Records to use —
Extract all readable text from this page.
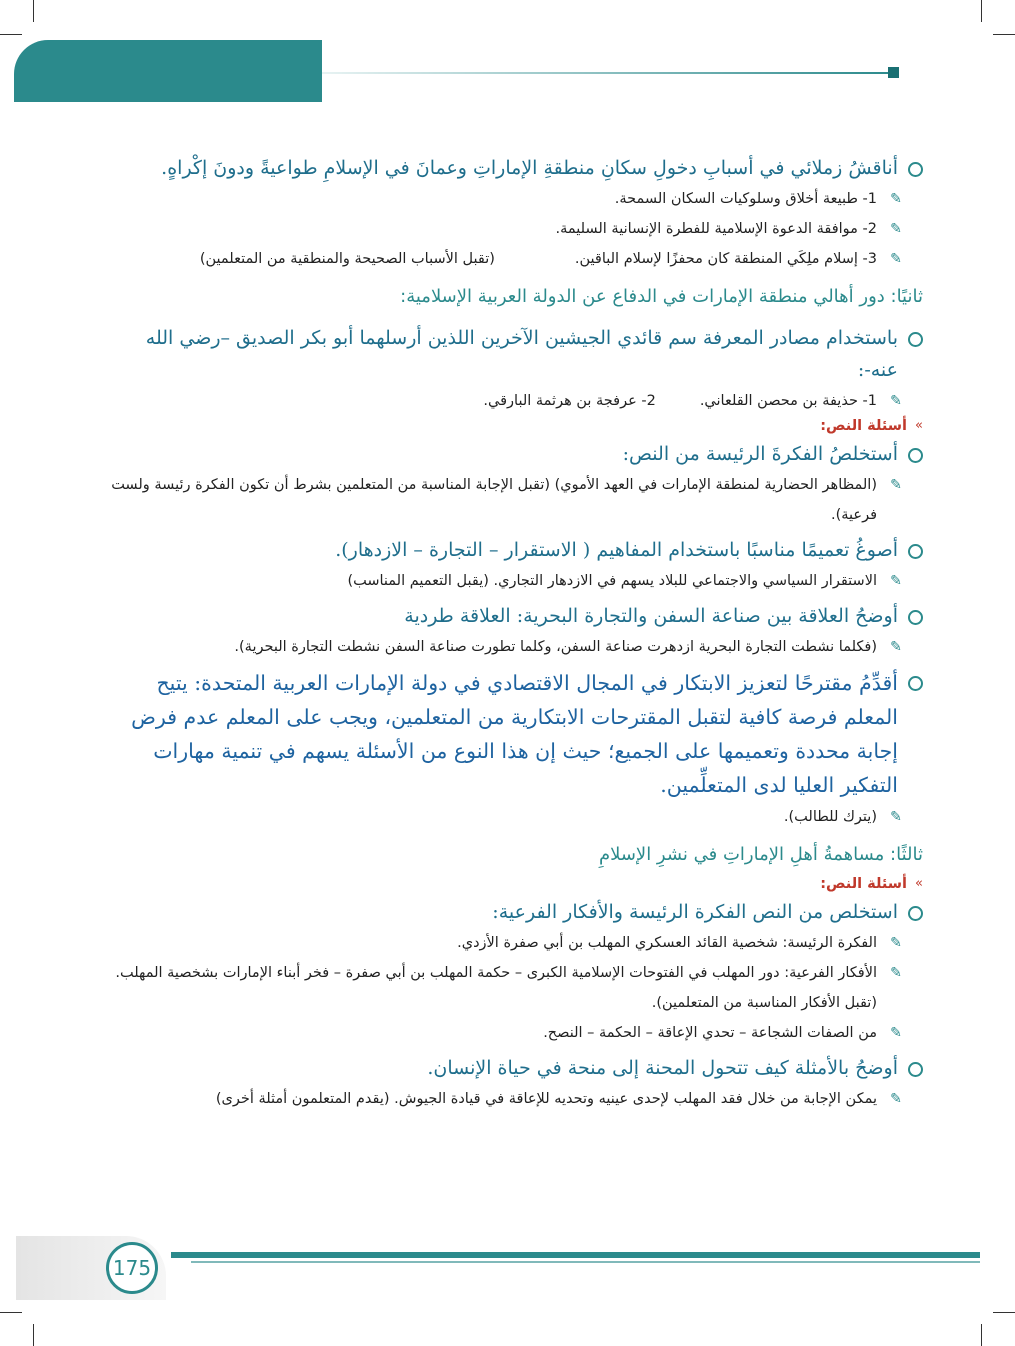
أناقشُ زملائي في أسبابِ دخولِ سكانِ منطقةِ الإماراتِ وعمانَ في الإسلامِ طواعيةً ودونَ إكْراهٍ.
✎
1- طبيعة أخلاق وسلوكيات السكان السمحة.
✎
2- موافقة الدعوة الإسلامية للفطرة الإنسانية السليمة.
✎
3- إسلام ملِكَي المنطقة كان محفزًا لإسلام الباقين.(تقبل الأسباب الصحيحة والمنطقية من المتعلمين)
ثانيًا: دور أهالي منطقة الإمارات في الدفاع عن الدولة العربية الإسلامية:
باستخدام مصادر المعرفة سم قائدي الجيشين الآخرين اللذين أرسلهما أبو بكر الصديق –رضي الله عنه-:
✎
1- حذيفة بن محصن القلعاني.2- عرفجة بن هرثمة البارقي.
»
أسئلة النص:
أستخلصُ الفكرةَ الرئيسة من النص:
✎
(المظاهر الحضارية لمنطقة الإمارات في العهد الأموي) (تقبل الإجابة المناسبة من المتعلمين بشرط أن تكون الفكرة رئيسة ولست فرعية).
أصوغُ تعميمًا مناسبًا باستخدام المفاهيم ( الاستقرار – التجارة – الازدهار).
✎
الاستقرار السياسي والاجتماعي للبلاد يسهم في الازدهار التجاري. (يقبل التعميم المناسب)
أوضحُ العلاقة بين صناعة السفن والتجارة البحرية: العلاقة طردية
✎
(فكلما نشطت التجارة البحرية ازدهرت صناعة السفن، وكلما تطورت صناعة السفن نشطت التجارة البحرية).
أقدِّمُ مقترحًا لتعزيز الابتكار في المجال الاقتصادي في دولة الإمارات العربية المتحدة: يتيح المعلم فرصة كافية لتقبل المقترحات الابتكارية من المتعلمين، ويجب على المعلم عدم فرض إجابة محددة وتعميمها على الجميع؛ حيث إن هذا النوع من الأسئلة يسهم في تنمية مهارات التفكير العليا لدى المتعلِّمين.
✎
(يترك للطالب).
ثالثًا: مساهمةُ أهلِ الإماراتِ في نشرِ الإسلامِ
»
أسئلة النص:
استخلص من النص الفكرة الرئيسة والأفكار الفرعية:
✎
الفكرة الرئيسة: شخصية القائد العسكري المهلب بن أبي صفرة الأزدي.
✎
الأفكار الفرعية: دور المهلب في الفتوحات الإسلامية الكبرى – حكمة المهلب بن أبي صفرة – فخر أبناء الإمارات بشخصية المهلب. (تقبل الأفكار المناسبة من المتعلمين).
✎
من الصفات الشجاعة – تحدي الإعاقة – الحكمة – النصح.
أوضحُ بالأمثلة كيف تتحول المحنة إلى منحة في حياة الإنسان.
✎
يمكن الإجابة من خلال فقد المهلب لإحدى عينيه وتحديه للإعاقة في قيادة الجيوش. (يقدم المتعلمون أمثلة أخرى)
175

* * *

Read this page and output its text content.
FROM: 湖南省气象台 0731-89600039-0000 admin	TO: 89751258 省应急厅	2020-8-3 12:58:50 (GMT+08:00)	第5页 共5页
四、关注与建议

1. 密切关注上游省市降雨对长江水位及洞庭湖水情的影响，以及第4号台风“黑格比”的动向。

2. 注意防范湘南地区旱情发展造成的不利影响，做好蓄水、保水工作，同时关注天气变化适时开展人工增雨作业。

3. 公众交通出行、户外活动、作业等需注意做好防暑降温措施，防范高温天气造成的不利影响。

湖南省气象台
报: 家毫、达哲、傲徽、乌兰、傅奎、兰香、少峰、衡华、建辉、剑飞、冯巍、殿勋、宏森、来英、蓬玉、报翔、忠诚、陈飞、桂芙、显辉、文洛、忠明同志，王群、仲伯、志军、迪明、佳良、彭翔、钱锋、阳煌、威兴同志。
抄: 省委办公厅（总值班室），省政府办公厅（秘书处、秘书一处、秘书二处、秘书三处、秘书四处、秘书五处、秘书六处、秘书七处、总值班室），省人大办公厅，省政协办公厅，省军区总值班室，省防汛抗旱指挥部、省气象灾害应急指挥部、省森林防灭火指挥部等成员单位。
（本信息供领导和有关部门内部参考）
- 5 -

Set problem — Consider the entries above and return each line with the string "السفن".

Response for this exercise —
أوضحُ العلاقة بين صناعة السفن والتجارة البحرية: العلاقة طردية
(فكلما نشطت التجارة البحرية ازدهرت صناعة السفن، وكلما تطورت صناعة السفن نشطت التجارة البحرية).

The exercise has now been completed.